Available records:
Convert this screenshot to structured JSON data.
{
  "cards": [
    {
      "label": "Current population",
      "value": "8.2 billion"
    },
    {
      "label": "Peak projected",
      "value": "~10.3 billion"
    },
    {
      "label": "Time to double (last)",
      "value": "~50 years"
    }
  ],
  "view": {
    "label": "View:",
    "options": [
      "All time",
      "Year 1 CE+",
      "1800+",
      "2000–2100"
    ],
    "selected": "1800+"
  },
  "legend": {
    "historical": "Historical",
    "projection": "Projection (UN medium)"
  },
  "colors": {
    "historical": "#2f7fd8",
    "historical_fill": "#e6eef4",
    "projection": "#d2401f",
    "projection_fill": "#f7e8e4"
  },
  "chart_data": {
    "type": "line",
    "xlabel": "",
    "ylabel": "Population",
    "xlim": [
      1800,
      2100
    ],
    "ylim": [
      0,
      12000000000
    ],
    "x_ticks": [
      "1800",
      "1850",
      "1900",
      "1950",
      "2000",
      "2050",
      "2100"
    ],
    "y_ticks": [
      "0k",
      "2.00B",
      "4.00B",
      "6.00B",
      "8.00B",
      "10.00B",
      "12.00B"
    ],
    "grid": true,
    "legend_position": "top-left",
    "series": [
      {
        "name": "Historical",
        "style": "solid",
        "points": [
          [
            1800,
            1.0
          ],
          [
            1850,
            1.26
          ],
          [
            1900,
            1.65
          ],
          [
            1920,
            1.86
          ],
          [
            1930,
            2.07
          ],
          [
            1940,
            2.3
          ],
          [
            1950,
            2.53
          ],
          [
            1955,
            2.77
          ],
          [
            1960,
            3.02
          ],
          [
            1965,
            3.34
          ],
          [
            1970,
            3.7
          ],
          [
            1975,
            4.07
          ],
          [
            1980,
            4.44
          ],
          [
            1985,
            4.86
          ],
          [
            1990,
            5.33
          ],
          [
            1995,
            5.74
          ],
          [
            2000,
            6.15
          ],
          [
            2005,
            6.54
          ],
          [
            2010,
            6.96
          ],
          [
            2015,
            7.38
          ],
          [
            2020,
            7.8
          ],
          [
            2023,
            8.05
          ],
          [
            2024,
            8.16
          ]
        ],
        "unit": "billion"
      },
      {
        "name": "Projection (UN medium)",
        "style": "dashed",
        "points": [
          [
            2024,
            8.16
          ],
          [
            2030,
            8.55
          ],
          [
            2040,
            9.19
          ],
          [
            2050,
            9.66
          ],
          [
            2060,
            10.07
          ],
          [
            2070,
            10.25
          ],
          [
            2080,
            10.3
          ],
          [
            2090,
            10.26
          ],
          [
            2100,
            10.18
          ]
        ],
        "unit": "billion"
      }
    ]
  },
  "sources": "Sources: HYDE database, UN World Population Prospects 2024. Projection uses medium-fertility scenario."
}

Given task:
Each record above should be repeated exactly as it appears.

Task response:
Convert this screenshot to structured JSON data.
{
  "cards": [
    {
      "label": "Current population",
      "value": "8.2 billion"
    },
    {
      "label": "Peak projected",
      "value": "~10.3 billion"
    },
    {
      "label": "Time to double (last)",
      "value": "~50 years"
    }
  ],
  "view": {
    "label": "View:",
    "options": [
      "All time",
      "Year 1 CE+",
      "1800+",
      "2000–2100"
    ],
    "selected": "1800+"
  },
  "legend": {
    "historical": "Historical",
    "projection": "Projection (UN medium)"
  },
  "colors": {
    "historical": "#2f7fd8",
    "historical_fill": "#e6eef4",
    "projection": "#d2401f",
    "projection_fill": "#f7e8e4"
  },
  "chart_data": {
    "type": "line",
    "xlabel": "",
    "ylabel": "Population",
    "xlim": [
      1800,
      2100
    ],
    "ylim": [
      0,
      12000000000
    ],
    "x_ticks": [
      "1800",
      "1850",
      "1900",
      "1950",
      "2000",
      "2050",
      "2100"
    ],
    "y_ticks": [
      "0k",
      "2.00B",
      "4.00B",
      "6.00B",
      "8.00B",
      "10.00B",
      "12.00B"
    ],
    "grid": true,
    "legend_position": "top-left",
    "series": [
      {
        "name": "Historical",
        "style": "solid",
        "points": [
          [
            1800,
            1.0
          ],
          [
            1850,
            1.26
          ],
          [
            1900,
            1.65
          ],
          [
            1920,
            1.86
          ],
          [
            1930,
            2.07
          ],
          [
            1940,
            2.3
          ],
          [
            1950,
            2.53
          ],
          [
            1955,
            2.77
          ],
          [
            1960,
            3.02
          ],
          [
            1965,
            3.34
          ],
          [
            1970,
            3.7
          ],
          [
            1975,
            4.07
          ],
          [
            1980,
            4.44
          ],
          [
            1985,
            4.86
          ],
          [
            1990,
            5.33
          ],
          [
            1995,
            5.74
          ],
          [
            2000,
            6.15
          ],
          [
            2005,
            6.54
          ],
          [
            2010,
            6.96
          ],
          [
            2015,
            7.38
          ],
          [
            2020,
            7.8
          ],
          [
            2023,
            8.05
          ],
          [
            2024,
            8.16
          ]
        ],
        "unit": "billion"
      },
      {
        "name": "Projection (UN medium)",
        "style": "dashed",
        "points": [
          [
            2024,
            8.16
          ],
          [
            2030,
            8.55
          ],
          [
            2040,
            9.19
          ],
          [
            2050,
            9.66
          ],
          [
            2060,
            10.07
          ],
          [
            2070,
            10.25
          ],
          [
            2080,
            10.3
          ],
          [
            2090,
            10.26
          ],
          [
            2100,
            10.18
          ]
        ],
        "unit": "billion"
      }
    ]
  },
  "sources": "Sources: HYDE database, UN World Population Prospects 2024. Projection uses medium-fertility scenario."
}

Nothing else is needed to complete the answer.